— start of Material shown —

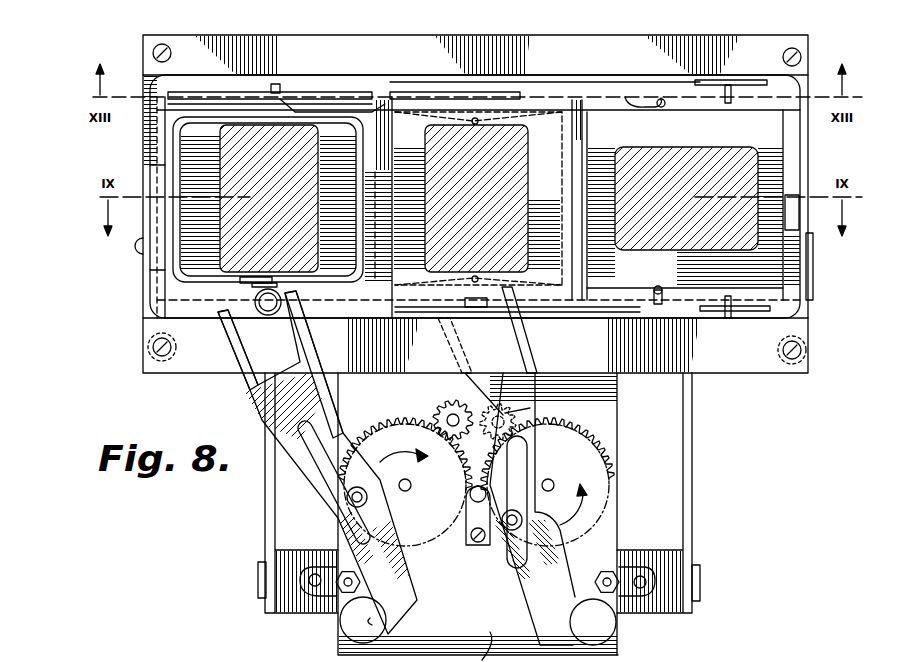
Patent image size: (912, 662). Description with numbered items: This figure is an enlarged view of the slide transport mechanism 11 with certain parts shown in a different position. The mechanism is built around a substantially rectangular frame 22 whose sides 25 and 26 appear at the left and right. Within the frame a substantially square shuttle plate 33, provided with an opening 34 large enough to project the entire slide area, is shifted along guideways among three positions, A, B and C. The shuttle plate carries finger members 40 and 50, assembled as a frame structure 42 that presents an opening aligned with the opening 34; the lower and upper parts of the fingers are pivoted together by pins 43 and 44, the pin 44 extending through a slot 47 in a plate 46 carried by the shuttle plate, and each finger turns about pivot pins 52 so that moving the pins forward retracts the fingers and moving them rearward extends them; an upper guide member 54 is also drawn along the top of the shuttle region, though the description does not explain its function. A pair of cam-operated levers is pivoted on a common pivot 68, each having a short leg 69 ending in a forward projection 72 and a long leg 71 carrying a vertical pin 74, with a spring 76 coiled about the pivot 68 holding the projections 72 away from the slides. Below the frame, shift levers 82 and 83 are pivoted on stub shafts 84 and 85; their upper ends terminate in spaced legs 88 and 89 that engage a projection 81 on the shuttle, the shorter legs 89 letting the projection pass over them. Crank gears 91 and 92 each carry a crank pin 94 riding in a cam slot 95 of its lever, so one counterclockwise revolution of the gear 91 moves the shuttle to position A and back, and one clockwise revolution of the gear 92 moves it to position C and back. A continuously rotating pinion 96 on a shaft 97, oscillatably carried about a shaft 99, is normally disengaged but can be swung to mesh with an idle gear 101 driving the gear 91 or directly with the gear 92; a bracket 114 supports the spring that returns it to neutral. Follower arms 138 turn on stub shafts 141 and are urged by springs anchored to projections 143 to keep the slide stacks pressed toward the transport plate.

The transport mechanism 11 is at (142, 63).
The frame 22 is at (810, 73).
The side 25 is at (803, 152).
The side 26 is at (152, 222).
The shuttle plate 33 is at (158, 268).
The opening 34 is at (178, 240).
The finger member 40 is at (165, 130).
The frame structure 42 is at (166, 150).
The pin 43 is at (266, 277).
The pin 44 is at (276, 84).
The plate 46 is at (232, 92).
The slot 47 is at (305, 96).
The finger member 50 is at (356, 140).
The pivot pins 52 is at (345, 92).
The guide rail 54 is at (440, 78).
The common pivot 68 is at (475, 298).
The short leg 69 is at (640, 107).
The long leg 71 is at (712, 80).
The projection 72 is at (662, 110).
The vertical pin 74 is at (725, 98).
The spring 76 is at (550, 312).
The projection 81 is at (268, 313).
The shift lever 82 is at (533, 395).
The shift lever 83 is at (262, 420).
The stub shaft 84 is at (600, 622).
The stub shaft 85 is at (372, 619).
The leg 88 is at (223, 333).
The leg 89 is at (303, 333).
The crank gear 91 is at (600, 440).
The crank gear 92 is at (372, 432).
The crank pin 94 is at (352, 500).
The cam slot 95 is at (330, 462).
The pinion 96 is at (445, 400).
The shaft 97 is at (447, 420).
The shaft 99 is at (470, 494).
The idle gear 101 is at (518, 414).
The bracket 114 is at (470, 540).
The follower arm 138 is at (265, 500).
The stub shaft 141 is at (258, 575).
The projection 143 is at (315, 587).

— end of Material shown —
— start of Material shown —

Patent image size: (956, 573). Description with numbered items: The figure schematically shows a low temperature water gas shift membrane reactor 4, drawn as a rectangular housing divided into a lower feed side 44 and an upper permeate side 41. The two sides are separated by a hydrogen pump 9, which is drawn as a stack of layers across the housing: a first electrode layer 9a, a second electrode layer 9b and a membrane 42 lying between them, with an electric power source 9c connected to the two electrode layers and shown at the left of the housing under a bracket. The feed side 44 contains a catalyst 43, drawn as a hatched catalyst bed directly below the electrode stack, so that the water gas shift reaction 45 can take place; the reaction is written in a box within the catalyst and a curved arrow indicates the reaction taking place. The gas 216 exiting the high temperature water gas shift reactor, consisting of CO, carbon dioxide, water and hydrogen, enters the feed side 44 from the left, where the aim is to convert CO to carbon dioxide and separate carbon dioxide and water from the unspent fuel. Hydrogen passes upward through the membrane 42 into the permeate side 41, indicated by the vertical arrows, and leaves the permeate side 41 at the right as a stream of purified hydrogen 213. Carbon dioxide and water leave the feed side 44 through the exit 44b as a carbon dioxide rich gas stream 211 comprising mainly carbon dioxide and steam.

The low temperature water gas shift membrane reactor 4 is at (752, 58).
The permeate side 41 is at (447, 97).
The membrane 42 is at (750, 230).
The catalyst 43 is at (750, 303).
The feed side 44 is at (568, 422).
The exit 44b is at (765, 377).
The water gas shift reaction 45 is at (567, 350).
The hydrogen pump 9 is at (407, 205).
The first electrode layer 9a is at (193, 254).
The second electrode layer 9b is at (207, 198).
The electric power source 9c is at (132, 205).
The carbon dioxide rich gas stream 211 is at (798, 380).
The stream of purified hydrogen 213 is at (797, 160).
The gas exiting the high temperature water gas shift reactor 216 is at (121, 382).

— end of Material shown —

* Exercise aim
Please output everything from the line that contains "Patent image size: (956, 573)." down to the line that contains "The first electrode", including both of those lines, with no changes.

* Answer
Patent image size: (956, 573). Description with numbered items: The figure schematically shows a low temperature water gas shift membrane reactor 4, drawn as a rectangular housing divided into a lower feed side 44 and an upper permeate side 41. The two sides are separated by a hydrogen pump 9, which is drawn as a stack of layers across the housing: a first electrode layer 9a, a second electrode layer 9b and a membrane 42 lying between them, with an electric power source 9c connected to the two electrode layers and shown at the left of the housing under a bracket. The feed side 44 contains a catalyst 43, drawn as a hatched catalyst bed directly below the electrode stack, so that the water gas shift reaction 45 can take place; the reaction is written in a box within the catalyst and a curved arrow indicates the reaction taking place. The gas 216 exiting the high temperature water gas shift reactor, consisting of CO, carbon dioxide, water and hydrogen, enters the feed side 44 from the left, where the aim is to convert CO to carbon dioxide and separate carbon dioxide and water from the unspent fuel. Hydrogen passes upward through the membrane 42 into the permeate side 41, indicated by the vertical arrows, and leaves the permeate side 41 at the right as a stream of purified hydrogen 213. Carbon dioxide and water leave the feed side 44 through the exit 44b as a carbon dioxide rich gas stream 211 comprising mainly carbon dioxide and steam.

The low temperature water gas shift membrane reactor 4 is at (752, 58).
The permeate side 41 is at (447, 97).
The membrane 42 is at (750, 230).
The catalyst 43 is at (750, 303).
The feed side 44 is at (568, 422).
The exit 44b is at (765, 377).
The water gas shift reaction 45 is at (567, 350).
The hydrogen pump 9 is at (407, 205).
The first electrode layer 9a is at (193, 254).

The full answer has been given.